(What you should do): Report only the number of lines holding "this".

(Data supplied):

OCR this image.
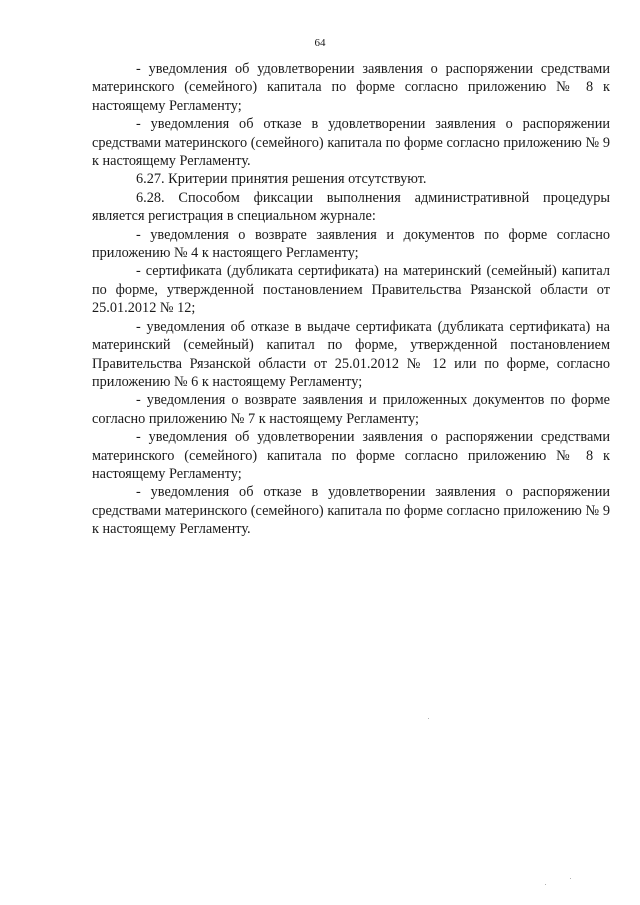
64

- уведомления об удовлетворении заявления о распоряжении средствами материнского (семейного) капитала по форме согласно приложению № 8 к настоящему Регламенту;

- уведомления об отказе в удовлетворении заявления о распоряжении средствами материнского (семейного) капитала по форме согласно приложению № 9 к настоящему Регламенту.

6.27. Критерии принятия решения отсутствуют.

6.28. Способом фиксации выполнения административной процедуры является регистрация в специальном журнале:

- уведомления о возврате заявления и документов по форме согласно приложению № 4 к настоящего Регламенту;

- сертификата (дубликата сертификата) на материнский (семейный) капитал по форме, утвержденной постановлением Правительства Рязанской области от 25.01.2012 № 12;

- уведомления об отказе в выдаче сертификата (дубликата сертификата) на материнский (семейный) капитал по форме, утвержденной постановлением Правительства Рязанской области от 25.01.2012 № 12 или по форме, согласно приложению № 6 к настоящему Регламенту;

- уведомления о возврате заявления и приложенных документов по форме согласно приложению № 7 к настоящему Регламенту;

- уведомления об удовлетворении заявления о распоряжении средствами материнского (семейного) капитала по форме согласно приложению № 8 к настоящему Регламенту;

- уведомления об отказе в удовлетворении заявления о распоряжении средствами материнского (семейного) капитала по форме согласно приложению № 9 к настоящему Регламенту.
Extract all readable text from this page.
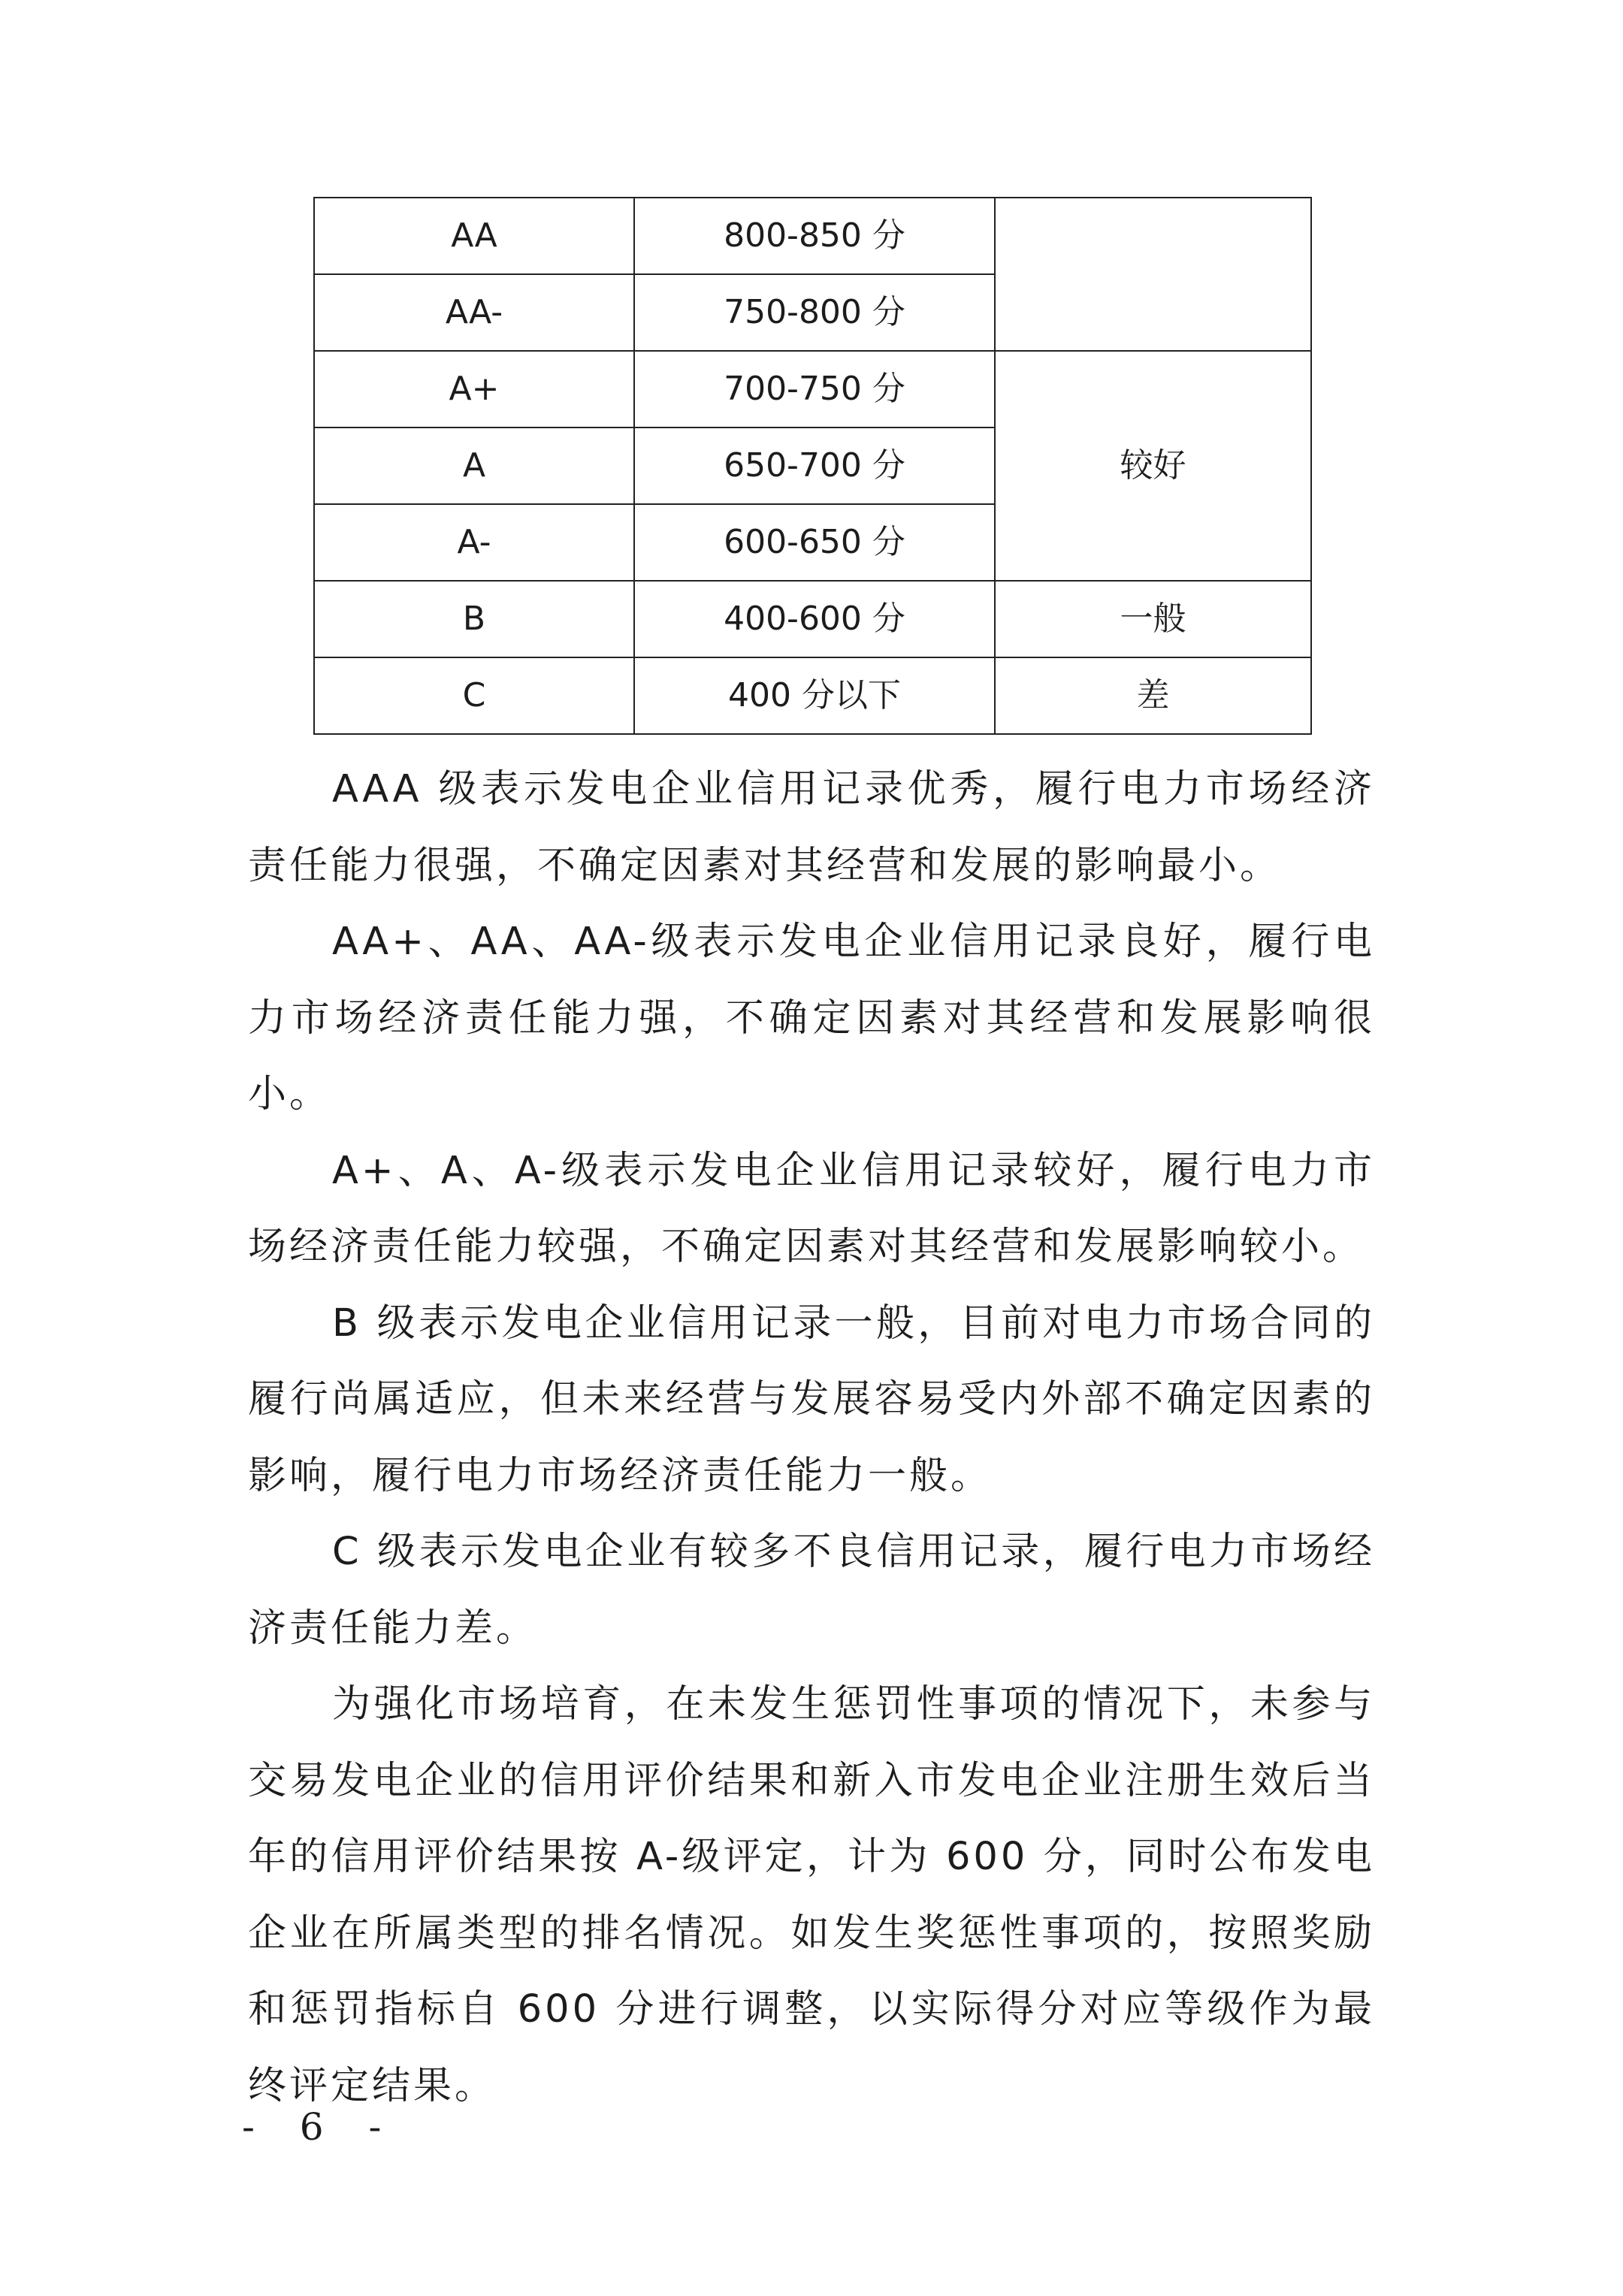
AA	800-850 分	
AA-	750-800 分	
A+	700-750 分	较好
A	650-700 分	
A-	600-650 分	
B	400-600 分	一般
C	400 分以下	差

AAA 级表示发电企业信用记录优秀，履行电力市场经济责任能力很强，不确定因素对其经营和发展的影响最小。

AA+、AA、AA-级表示发电企业信用记录良好，履行电力市场经济责任能力强，不确定因素对其经营和发展影响很小。

A+、A、A-级表示发电企业信用记录较好，履行电力市场经济责任能力较强，不确定因素对其经营和发展影响较小。

B 级表示发电企业信用记录一般，目前对电力市场合同的履行尚属适应，但未来经营与发展容易受内外部不确定因素的影响，履行电力市场经济责任能力一般。

C 级表示发电企业有较多不良信用记录，履行电力市场经济责任能力差。

为强化市场培育，在未发生惩罚性事项的情况下，未参与交易发电企业的信用评价结果和新入市发电企业注册生效后当年的信用评价结果按 A-级评定，计为 600 分，同时公布发电企业在所属类型的排名情况。如发生奖惩性事项的，按照奖励和惩罚指标自 600 分进行调整，以实际得分对应等级作为最终评定结果。

- 6 -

(Solved exercise): 2